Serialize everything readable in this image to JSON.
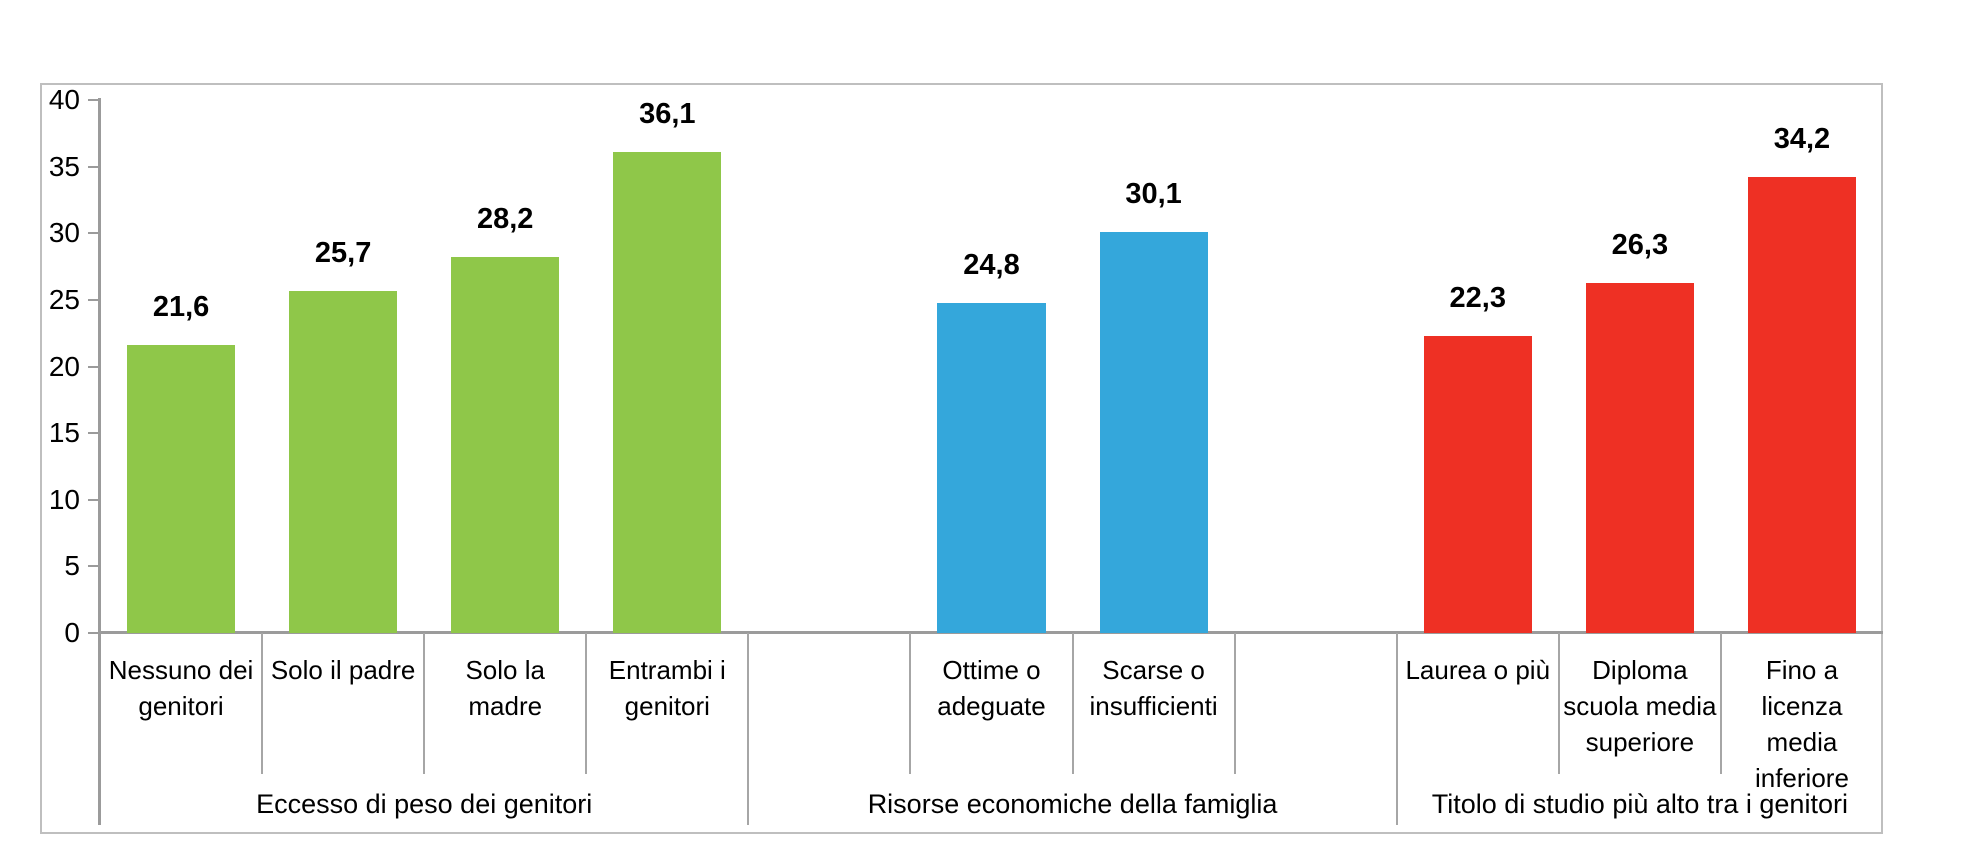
{
  "chart_data": {
    "type": "bar",
    "title": "",
    "xlabel": "",
    "ylabel": "",
    "ylim": [
      0,
      40
    ],
    "yticks": [
      0,
      5,
      10,
      15,
      20,
      25,
      30,
      35,
      40
    ],
    "ytick_labels": [
      "0",
      "5",
      "10",
      "15",
      "20",
      "25",
      "30",
      "35",
      "40"
    ],
    "grid": false,
    "legend": "none",
    "decimal_separator": ",",
    "groups": [
      {
        "label": "Eccesso di peso dei genitori",
        "color": "#8fc749",
        "leading_empty_cells": 0,
        "trailing_empty_cells": 0,
        "bars": [
          {
            "category": "Nessuno dei\ngenitori",
            "value": 21.6,
            "value_label": "21,6"
          },
          {
            "category": "Solo il padre",
            "value": 25.7,
            "value_label": "25,7"
          },
          {
            "category": "Solo la\nmadre",
            "value": 28.2,
            "value_label": "28,2"
          },
          {
            "category": "Entrambi i\ngenitori",
            "value": 36.1,
            "value_label": "36,1"
          }
        ]
      },
      {
        "label": "Risorse economiche della famiglia",
        "color": "#34a7db",
        "leading_empty_cells": 1,
        "trailing_empty_cells": 1,
        "bars": [
          {
            "category": "Ottime o\nadeguate",
            "value": 24.8,
            "value_label": "24,8"
          },
          {
            "category": "Scarse o\ninsufficienti",
            "value": 30.1,
            "value_label": "30,1"
          }
        ]
      },
      {
        "label": "Titolo di studio più alto tra i genitori",
        "color": "#ee3024",
        "leading_empty_cells": 0,
        "trailing_empty_cells": 0,
        "bars": [
          {
            "category": "Laurea o più",
            "value": 22.3,
            "value_label": "22,3"
          },
          {
            "category": "Diploma\nscuola media\nsuperiore",
            "value": 26.3,
            "value_label": "26,3"
          },
          {
            "category": "Fino a\nlicenza\nmedia\ninferiore",
            "value": 34.2,
            "value_label": "34,2"
          }
        ]
      }
    ]
  }
}
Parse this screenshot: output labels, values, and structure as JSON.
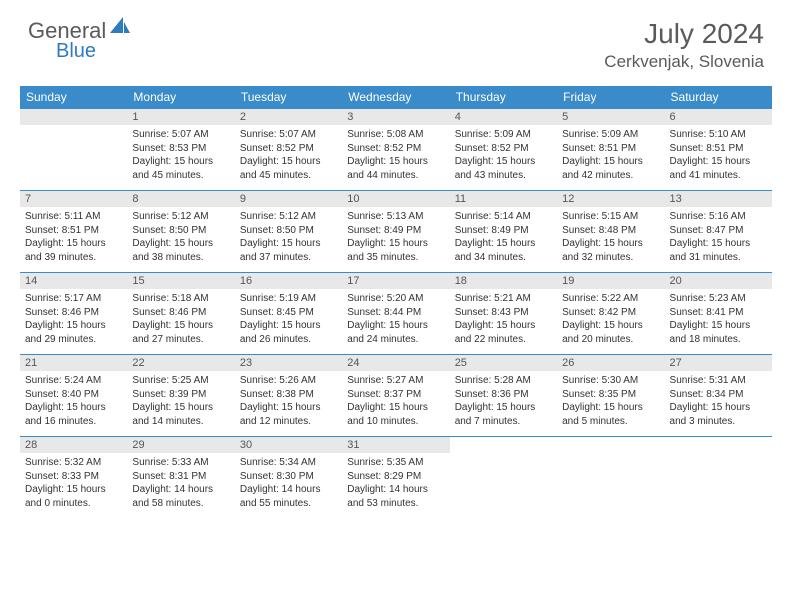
{
  "logo": {
    "general": "General",
    "blue": "Blue"
  },
  "title": "July 2024",
  "location": "Cerkvenjak, Slovenia",
  "colors": {
    "header_bg": "#3a8bc9",
    "header_fg": "#ffffff",
    "daynum_bg": "#e8e8e8",
    "text": "#333333",
    "rule": "#3a8bc9",
    "logo_gray": "#5a5a5a",
    "logo_blue": "#2f7bbf"
  },
  "weekdays": [
    "Sunday",
    "Monday",
    "Tuesday",
    "Wednesday",
    "Thursday",
    "Friday",
    "Saturday"
  ],
  "start_offset": 1,
  "days": [
    {
      "n": 1,
      "sr": "5:07 AM",
      "ss": "8:53 PM",
      "dl": "15 hours and 45 minutes."
    },
    {
      "n": 2,
      "sr": "5:07 AM",
      "ss": "8:52 PM",
      "dl": "15 hours and 45 minutes."
    },
    {
      "n": 3,
      "sr": "5:08 AM",
      "ss": "8:52 PM",
      "dl": "15 hours and 44 minutes."
    },
    {
      "n": 4,
      "sr": "5:09 AM",
      "ss": "8:52 PM",
      "dl": "15 hours and 43 minutes."
    },
    {
      "n": 5,
      "sr": "5:09 AM",
      "ss": "8:51 PM",
      "dl": "15 hours and 42 minutes."
    },
    {
      "n": 6,
      "sr": "5:10 AM",
      "ss": "8:51 PM",
      "dl": "15 hours and 41 minutes."
    },
    {
      "n": 7,
      "sr": "5:11 AM",
      "ss": "8:51 PM",
      "dl": "15 hours and 39 minutes."
    },
    {
      "n": 8,
      "sr": "5:12 AM",
      "ss": "8:50 PM",
      "dl": "15 hours and 38 minutes."
    },
    {
      "n": 9,
      "sr": "5:12 AM",
      "ss": "8:50 PM",
      "dl": "15 hours and 37 minutes."
    },
    {
      "n": 10,
      "sr": "5:13 AM",
      "ss": "8:49 PM",
      "dl": "15 hours and 35 minutes."
    },
    {
      "n": 11,
      "sr": "5:14 AM",
      "ss": "8:49 PM",
      "dl": "15 hours and 34 minutes."
    },
    {
      "n": 12,
      "sr": "5:15 AM",
      "ss": "8:48 PM",
      "dl": "15 hours and 32 minutes."
    },
    {
      "n": 13,
      "sr": "5:16 AM",
      "ss": "8:47 PM",
      "dl": "15 hours and 31 minutes."
    },
    {
      "n": 14,
      "sr": "5:17 AM",
      "ss": "8:46 PM",
      "dl": "15 hours and 29 minutes."
    },
    {
      "n": 15,
      "sr": "5:18 AM",
      "ss": "8:46 PM",
      "dl": "15 hours and 27 minutes."
    },
    {
      "n": 16,
      "sr": "5:19 AM",
      "ss": "8:45 PM",
      "dl": "15 hours and 26 minutes."
    },
    {
      "n": 17,
      "sr": "5:20 AM",
      "ss": "8:44 PM",
      "dl": "15 hours and 24 minutes."
    },
    {
      "n": 18,
      "sr": "5:21 AM",
      "ss": "8:43 PM",
      "dl": "15 hours and 22 minutes."
    },
    {
      "n": 19,
      "sr": "5:22 AM",
      "ss": "8:42 PM",
      "dl": "15 hours and 20 minutes."
    },
    {
      "n": 20,
      "sr": "5:23 AM",
      "ss": "8:41 PM",
      "dl": "15 hours and 18 minutes."
    },
    {
      "n": 21,
      "sr": "5:24 AM",
      "ss": "8:40 PM",
      "dl": "15 hours and 16 minutes."
    },
    {
      "n": 22,
      "sr": "5:25 AM",
      "ss": "8:39 PM",
      "dl": "15 hours and 14 minutes."
    },
    {
      "n": 23,
      "sr": "5:26 AM",
      "ss": "8:38 PM",
      "dl": "15 hours and 12 minutes."
    },
    {
      "n": 24,
      "sr": "5:27 AM",
      "ss": "8:37 PM",
      "dl": "15 hours and 10 minutes."
    },
    {
      "n": 25,
      "sr": "5:28 AM",
      "ss": "8:36 PM",
      "dl": "15 hours and 7 minutes."
    },
    {
      "n": 26,
      "sr": "5:30 AM",
      "ss": "8:35 PM",
      "dl": "15 hours and 5 minutes."
    },
    {
      "n": 27,
      "sr": "5:31 AM",
      "ss": "8:34 PM",
      "dl": "15 hours and 3 minutes."
    },
    {
      "n": 28,
      "sr": "5:32 AM",
      "ss": "8:33 PM",
      "dl": "15 hours and 0 minutes."
    },
    {
      "n": 29,
      "sr": "5:33 AM",
      "ss": "8:31 PM",
      "dl": "14 hours and 58 minutes."
    },
    {
      "n": 30,
      "sr": "5:34 AM",
      "ss": "8:30 PM",
      "dl": "14 hours and 55 minutes."
    },
    {
      "n": 31,
      "sr": "5:35 AM",
      "ss": "8:29 PM",
      "dl": "14 hours and 53 minutes."
    }
  ],
  "labels": {
    "sunrise": "Sunrise:",
    "sunset": "Sunset:",
    "daylight": "Daylight:"
  }
}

________________________

Of the lines in the data above, how many contain the word "category"? Give only that figure.

9